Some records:
+++

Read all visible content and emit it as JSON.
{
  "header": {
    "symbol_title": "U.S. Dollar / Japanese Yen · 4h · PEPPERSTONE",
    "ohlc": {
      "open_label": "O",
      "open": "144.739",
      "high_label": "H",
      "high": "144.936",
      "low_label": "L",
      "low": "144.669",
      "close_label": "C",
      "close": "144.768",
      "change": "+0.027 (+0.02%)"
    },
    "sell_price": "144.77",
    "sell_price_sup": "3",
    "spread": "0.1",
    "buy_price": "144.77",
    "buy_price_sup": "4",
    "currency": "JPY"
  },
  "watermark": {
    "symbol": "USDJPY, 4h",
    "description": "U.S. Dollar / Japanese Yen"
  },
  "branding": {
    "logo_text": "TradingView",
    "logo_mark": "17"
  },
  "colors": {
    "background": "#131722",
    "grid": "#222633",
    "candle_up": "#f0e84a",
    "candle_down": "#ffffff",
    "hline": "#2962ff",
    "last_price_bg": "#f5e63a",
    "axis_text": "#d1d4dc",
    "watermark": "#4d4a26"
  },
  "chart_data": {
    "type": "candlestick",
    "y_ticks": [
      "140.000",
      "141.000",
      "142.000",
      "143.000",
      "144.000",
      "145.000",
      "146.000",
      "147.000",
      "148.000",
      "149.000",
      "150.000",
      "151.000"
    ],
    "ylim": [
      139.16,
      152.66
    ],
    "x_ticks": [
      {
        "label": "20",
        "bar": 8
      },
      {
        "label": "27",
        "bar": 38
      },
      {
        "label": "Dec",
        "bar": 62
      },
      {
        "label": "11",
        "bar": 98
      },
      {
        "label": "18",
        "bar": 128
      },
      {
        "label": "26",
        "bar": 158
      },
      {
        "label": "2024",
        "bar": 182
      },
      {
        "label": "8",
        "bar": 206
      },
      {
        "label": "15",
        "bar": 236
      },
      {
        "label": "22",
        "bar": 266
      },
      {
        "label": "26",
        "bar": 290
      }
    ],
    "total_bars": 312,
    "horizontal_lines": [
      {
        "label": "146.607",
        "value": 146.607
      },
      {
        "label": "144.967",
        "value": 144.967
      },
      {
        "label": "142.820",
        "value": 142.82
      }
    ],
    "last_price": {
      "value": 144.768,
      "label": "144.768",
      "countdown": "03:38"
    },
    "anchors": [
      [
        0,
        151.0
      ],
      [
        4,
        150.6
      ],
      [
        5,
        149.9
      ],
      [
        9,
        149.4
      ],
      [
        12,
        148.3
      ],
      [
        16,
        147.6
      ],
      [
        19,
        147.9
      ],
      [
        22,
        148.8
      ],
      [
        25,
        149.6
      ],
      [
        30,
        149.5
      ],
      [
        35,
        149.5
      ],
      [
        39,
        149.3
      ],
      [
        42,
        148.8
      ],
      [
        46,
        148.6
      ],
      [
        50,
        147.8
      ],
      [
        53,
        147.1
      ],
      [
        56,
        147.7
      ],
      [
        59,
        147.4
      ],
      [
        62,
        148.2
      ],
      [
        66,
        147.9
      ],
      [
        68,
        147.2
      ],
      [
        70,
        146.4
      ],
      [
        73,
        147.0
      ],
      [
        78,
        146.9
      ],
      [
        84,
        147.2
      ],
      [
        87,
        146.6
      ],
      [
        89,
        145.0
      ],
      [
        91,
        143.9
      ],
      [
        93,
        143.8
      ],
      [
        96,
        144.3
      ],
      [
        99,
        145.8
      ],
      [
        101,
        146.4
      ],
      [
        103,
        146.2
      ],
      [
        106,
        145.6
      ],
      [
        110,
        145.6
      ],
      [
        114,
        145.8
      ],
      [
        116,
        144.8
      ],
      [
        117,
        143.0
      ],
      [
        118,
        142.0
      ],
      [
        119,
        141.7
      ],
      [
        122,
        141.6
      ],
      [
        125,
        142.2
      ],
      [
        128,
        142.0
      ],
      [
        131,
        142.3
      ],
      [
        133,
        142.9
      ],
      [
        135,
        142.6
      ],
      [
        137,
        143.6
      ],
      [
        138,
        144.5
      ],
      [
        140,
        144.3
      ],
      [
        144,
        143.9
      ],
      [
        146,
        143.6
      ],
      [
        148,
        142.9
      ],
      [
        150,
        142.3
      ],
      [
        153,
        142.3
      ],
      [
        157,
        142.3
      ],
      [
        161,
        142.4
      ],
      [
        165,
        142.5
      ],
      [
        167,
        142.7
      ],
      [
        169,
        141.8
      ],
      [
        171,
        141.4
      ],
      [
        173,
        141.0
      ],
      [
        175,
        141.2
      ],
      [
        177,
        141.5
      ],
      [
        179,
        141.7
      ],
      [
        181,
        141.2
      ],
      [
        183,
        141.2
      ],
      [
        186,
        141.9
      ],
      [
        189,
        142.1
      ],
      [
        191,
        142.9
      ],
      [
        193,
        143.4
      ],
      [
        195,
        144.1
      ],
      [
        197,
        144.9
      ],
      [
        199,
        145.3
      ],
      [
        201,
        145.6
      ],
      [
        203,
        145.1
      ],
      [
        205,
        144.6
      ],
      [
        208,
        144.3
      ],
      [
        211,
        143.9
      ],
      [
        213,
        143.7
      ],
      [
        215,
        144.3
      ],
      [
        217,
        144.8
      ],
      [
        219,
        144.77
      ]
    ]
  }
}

+++

_Work to do_: Quote all the records exactly, please, leaving none out.

_Solution to the problem_:
Read all visible content and emit it as JSON.
{
  "header": {
    "symbol_title": "U.S. Dollar / Japanese Yen · 4h · PEPPERSTONE",
    "ohlc": {
      "open_label": "O",
      "open": "144.739",
      "high_label": "H",
      "high": "144.936",
      "low_label": "L",
      "low": "144.669",
      "close_label": "C",
      "close": "144.768",
      "change": "+0.027 (+0.02%)"
    },
    "sell_price": "144.77",
    "sell_price_sup": "3",
    "spread": "0.1",
    "buy_price": "144.77",
    "buy_price_sup": "4",
    "currency": "JPY"
  },
  "watermark": {
    "symbol": "USDJPY, 4h",
    "description": "U.S. Dollar / Japanese Yen"
  },
  "branding": {
    "logo_text": "TradingView",
    "logo_mark": "17"
  },
  "colors": {
    "background": "#131722",
    "grid": "#222633",
    "candle_up": "#f0e84a",
    "candle_down": "#ffffff",
    "hline": "#2962ff",
    "last_price_bg": "#f5e63a",
    "axis_text": "#d1d4dc",
    "watermark": "#4d4a26"
  },
  "chart_data": {
    "type": "candlestick",
    "y_ticks": [
      "140.000",
      "141.000",
      "142.000",
      "143.000",
      "144.000",
      "145.000",
      "146.000",
      "147.000",
      "148.000",
      "149.000",
      "150.000",
      "151.000"
    ],
    "ylim": [
      139.16,
      152.66
    ],
    "x_ticks": [
      {
        "label": "20",
        "bar": 8
      },
      {
        "label": "27",
        "bar": 38
      },
      {
        "label": "Dec",
        "bar": 62
      },
      {
        "label": "11",
        "bar": 98
      },
      {
        "label": "18",
        "bar": 128
      },
      {
        "label": "26",
        "bar": 158
      },
      {
        "label": "2024",
        "bar": 182
      },
      {
        "label": "8",
        "bar": 206
      },
      {
        "label": "15",
        "bar": 236
      },
      {
        "label": "22",
        "bar": 266
      },
      {
        "label": "26",
        "bar": 290
      }
    ],
    "total_bars": 312,
    "horizontal_lines": [
      {
        "label": "146.607",
        "value": 146.607
      },
      {
        "label": "144.967",
        "value": 144.967
      },
      {
        "label": "142.820",
        "value": 142.82
      }
    ],
    "last_price": {
      "value": 144.768,
      "label": "144.768",
      "countdown": "03:38"
    },
    "anchors": [
      [
        0,
        151.0
      ],
      [
        4,
        150.6
      ],
      [
        5,
        149.9
      ],
      [
        9,
        149.4
      ],
      [
        12,
        148.3
      ],
      [
        16,
        147.6
      ],
      [
        19,
        147.9
      ],
      [
        22,
        148.8
      ],
      [
        25,
        149.6
      ],
      [
        30,
        149.5
      ],
      [
        35,
        149.5
      ],
      [
        39,
        149.3
      ],
      [
        42,
        148.8
      ],
      [
        46,
        148.6
      ],
      [
        50,
        147.8
      ],
      [
        53,
        147.1
      ],
      [
        56,
        147.7
      ],
      [
        59,
        147.4
      ],
      [
        62,
        148.2
      ],
      [
        66,
        147.9
      ],
      [
        68,
        147.2
      ],
      [
        70,
        146.4
      ],
      [
        73,
        147.0
      ],
      [
        78,
        146.9
      ],
      [
        84,
        147.2
      ],
      [
        87,
        146.6
      ],
      [
        89,
        145.0
      ],
      [
        91,
        143.9
      ],
      [
        93,
        143.8
      ],
      [
        96,
        144.3
      ],
      [
        99,
        145.8
      ],
      [
        101,
        146.4
      ],
      [
        103,
        146.2
      ],
      [
        106,
        145.6
      ],
      [
        110,
        145.6
      ],
      [
        114,
        145.8
      ],
      [
        116,
        144.8
      ],
      [
        117,
        143.0
      ],
      [
        118,
        142.0
      ],
      [
        119,
        141.7
      ],
      [
        122,
        141.6
      ],
      [
        125,
        142.2
      ],
      [
        128,
        142.0
      ],
      [
        131,
        142.3
      ],
      [
        133,
        142.9
      ],
      [
        135,
        142.6
      ],
      [
        137,
        143.6
      ],
      [
        138,
        144.5
      ],
      [
        140,
        144.3
      ],
      [
        144,
        143.9
      ],
      [
        146,
        143.6
      ],
      [
        148,
        142.9
      ],
      [
        150,
        142.3
      ],
      [
        153,
        142.3
      ],
      [
        157,
        142.3
      ],
      [
        161,
        142.4
      ],
      [
        165,
        142.5
      ],
      [
        167,
        142.7
      ],
      [
        169,
        141.8
      ],
      [
        171,
        141.4
      ],
      [
        173,
        141.0
      ],
      [
        175,
        141.2
      ],
      [
        177,
        141.5
      ],
      [
        179,
        141.7
      ],
      [
        181,
        141.2
      ],
      [
        183,
        141.2
      ],
      [
        186,
        141.9
      ],
      [
        189,
        142.1
      ],
      [
        191,
        142.9
      ],
      [
        193,
        143.4
      ],
      [
        195,
        144.1
      ],
      [
        197,
        144.9
      ],
      [
        199,
        145.3
      ],
      [
        201,
        145.6
      ],
      [
        203,
        145.1
      ],
      [
        205,
        144.6
      ],
      [
        208,
        144.3
      ],
      [
        211,
        143.9
      ],
      [
        213,
        143.7
      ],
      [
        215,
        144.3
      ],
      [
        217,
        144.8
      ],
      [
        219,
        144.77
      ]
    ]
  }
}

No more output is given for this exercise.